• Objective: Find the word "来自春节红包" in the listing; pull out each line holding it.

• Dataset items:
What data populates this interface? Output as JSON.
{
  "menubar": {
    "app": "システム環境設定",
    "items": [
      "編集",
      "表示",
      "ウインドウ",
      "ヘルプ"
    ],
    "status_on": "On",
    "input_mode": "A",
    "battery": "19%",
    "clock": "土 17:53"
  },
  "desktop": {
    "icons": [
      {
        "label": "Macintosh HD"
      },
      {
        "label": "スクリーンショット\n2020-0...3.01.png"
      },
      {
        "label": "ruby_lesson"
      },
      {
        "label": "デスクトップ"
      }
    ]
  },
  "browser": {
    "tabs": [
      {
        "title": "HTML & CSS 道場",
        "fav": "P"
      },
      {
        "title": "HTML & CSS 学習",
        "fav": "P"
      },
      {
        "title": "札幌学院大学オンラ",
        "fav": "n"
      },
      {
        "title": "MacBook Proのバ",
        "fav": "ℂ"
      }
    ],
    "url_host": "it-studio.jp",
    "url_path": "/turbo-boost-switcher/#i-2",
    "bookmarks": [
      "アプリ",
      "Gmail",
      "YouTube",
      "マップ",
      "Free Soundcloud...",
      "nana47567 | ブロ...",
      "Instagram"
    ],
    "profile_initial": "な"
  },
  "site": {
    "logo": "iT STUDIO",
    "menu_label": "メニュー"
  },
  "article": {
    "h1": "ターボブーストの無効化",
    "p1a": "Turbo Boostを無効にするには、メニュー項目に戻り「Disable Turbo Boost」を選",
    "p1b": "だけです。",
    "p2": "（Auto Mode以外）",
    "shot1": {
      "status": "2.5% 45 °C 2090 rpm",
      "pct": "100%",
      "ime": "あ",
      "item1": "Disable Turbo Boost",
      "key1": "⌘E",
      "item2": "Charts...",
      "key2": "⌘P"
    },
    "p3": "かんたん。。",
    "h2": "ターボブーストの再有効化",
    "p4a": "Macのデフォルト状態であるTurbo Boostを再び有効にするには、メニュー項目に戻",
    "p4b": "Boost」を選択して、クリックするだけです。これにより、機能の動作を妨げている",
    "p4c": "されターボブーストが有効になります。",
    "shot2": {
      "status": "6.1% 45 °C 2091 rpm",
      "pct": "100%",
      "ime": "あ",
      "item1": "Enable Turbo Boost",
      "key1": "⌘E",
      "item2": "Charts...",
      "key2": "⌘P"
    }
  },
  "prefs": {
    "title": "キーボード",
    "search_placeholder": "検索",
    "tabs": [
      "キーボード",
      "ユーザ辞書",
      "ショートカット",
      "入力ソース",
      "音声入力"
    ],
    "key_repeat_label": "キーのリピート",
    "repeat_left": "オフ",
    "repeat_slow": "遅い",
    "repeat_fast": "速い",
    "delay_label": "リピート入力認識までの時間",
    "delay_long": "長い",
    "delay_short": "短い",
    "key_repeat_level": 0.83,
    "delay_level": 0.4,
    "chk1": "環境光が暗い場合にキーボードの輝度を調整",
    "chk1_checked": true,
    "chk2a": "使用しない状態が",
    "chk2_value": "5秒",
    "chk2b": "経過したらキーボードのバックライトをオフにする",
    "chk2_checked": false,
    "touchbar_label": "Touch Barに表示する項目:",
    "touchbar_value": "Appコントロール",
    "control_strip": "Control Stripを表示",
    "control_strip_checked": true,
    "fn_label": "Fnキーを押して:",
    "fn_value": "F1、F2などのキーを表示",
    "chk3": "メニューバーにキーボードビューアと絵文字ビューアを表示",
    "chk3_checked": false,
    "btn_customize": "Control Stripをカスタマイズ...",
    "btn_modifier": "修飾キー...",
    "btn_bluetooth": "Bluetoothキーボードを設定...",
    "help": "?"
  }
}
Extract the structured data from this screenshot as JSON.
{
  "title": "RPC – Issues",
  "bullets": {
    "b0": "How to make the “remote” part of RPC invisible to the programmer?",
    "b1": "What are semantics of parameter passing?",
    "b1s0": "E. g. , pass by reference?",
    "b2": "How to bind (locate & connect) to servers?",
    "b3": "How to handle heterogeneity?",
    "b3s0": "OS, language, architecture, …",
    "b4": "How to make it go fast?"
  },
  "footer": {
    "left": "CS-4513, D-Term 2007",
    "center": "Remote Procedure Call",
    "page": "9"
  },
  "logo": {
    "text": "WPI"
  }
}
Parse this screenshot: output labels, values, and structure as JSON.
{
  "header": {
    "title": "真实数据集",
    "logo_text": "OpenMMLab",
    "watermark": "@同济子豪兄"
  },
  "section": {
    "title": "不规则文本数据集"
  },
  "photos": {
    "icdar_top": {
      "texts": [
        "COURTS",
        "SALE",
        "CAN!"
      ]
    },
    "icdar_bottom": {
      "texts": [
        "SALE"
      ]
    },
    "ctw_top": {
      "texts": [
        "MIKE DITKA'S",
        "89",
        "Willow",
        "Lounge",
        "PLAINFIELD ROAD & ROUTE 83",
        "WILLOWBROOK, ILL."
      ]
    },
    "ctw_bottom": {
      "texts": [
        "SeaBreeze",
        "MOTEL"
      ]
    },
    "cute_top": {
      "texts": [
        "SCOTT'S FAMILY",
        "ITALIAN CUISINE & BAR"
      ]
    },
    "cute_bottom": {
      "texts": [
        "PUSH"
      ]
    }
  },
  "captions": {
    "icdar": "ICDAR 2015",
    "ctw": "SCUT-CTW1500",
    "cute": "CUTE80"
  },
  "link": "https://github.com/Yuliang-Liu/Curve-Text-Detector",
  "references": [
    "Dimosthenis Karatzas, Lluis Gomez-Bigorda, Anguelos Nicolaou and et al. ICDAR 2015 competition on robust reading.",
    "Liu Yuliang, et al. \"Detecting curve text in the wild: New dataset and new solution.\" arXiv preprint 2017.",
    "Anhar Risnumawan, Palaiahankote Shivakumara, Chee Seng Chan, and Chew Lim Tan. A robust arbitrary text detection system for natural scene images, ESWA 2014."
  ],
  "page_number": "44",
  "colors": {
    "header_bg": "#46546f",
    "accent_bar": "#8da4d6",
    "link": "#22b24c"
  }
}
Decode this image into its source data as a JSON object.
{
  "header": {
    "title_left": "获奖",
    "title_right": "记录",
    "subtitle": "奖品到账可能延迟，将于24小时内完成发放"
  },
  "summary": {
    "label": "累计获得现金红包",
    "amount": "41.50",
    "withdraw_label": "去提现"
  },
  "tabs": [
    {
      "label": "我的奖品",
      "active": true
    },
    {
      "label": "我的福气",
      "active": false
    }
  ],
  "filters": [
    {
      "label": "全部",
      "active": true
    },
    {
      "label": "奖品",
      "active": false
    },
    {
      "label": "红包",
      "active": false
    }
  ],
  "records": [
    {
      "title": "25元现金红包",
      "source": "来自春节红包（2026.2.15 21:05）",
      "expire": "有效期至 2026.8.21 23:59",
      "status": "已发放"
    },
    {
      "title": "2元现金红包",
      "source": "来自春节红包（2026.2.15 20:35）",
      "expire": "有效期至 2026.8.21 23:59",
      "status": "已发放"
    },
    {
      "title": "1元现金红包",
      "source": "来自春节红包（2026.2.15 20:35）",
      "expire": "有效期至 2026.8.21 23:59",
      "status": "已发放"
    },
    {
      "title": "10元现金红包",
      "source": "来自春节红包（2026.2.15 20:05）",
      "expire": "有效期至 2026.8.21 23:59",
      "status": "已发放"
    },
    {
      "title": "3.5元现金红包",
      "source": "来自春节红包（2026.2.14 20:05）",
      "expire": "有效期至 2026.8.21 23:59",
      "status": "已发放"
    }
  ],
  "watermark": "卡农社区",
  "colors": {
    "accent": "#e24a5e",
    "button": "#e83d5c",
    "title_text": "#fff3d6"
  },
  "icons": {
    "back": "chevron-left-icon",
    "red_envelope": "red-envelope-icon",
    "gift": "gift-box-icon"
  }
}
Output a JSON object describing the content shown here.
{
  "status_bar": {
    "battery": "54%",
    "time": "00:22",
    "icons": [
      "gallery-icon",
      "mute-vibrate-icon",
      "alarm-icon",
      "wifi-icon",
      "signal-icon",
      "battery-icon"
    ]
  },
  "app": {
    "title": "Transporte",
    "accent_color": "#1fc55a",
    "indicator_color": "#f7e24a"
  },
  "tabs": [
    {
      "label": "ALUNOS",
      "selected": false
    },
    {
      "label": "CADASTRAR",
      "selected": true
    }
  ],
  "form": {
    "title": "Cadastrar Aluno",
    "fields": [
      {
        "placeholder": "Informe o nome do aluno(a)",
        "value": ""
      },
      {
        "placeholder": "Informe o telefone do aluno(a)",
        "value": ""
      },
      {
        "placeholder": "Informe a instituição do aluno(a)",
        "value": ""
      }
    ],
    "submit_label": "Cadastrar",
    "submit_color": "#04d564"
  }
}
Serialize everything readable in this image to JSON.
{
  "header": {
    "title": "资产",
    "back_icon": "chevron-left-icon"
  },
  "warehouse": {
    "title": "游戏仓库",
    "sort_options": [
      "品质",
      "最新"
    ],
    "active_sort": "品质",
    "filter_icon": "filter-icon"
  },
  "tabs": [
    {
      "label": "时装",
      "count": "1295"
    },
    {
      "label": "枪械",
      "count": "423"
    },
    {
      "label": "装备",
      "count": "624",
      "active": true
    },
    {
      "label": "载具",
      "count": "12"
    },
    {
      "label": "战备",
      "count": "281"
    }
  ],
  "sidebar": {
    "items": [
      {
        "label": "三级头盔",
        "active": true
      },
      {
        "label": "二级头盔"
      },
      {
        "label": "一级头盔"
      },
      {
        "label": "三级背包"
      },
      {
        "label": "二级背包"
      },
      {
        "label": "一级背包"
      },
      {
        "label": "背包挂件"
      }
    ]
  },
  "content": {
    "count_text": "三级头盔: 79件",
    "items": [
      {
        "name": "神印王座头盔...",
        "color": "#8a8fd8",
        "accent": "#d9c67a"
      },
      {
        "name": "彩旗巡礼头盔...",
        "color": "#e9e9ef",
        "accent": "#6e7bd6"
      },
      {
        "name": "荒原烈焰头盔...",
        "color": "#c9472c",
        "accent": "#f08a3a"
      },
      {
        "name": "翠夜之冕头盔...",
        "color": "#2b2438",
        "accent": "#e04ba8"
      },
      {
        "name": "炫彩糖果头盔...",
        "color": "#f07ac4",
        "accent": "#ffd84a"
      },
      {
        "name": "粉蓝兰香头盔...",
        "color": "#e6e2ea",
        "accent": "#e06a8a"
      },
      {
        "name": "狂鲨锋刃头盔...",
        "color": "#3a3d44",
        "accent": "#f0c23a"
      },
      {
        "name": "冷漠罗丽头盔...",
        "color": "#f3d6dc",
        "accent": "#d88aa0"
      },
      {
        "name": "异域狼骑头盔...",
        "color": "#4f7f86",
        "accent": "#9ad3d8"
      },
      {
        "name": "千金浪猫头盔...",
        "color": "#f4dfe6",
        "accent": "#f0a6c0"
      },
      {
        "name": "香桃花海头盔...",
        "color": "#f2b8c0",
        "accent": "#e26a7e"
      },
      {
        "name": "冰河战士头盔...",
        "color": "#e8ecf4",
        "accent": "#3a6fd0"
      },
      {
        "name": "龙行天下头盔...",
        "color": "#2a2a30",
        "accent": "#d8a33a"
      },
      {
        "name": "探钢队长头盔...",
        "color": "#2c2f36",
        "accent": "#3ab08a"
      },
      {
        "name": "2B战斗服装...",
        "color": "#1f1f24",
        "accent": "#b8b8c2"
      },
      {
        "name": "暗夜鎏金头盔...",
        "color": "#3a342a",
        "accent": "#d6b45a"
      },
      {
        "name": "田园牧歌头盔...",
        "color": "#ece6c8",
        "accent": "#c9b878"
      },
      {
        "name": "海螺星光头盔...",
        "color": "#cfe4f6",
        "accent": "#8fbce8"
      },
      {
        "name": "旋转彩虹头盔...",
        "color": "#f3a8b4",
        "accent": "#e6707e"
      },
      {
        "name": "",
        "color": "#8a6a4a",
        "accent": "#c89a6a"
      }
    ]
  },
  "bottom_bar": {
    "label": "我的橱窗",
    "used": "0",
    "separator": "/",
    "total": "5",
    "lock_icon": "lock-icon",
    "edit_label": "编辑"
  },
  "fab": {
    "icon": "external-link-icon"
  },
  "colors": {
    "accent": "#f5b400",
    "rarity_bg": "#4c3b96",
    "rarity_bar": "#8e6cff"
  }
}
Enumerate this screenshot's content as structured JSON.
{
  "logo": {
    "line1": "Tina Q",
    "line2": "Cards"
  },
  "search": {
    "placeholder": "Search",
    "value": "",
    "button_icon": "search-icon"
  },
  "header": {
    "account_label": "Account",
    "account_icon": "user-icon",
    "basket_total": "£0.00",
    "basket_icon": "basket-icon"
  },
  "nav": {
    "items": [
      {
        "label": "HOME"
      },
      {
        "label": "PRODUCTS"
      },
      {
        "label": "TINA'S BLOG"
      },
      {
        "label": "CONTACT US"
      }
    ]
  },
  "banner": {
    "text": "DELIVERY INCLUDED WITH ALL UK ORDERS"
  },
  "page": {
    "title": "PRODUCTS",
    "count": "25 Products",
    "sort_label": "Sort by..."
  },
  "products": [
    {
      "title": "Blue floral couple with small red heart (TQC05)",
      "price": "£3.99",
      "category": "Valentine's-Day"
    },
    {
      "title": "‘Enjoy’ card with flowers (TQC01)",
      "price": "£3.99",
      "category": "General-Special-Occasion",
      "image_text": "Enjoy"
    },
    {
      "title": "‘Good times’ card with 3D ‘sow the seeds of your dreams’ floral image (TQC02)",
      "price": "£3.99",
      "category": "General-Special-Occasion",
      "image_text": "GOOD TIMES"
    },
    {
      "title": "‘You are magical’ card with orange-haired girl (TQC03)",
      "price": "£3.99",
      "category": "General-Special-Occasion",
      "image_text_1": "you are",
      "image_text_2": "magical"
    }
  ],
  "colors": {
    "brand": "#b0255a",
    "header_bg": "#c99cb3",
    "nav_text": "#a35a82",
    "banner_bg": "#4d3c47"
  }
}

• Exercise solution:
      "source": "来自春节红包（2026.2.15 21:05）",
      "source": "来自春节红包（2026.2.15 20:35）",
      "source": "来自春节红包（2026.2.15 20:35）",
      "source": "来自春节红包（2026.2.15 20:05）",
      "source": "来自春节红包（2026.2.14 20:05）",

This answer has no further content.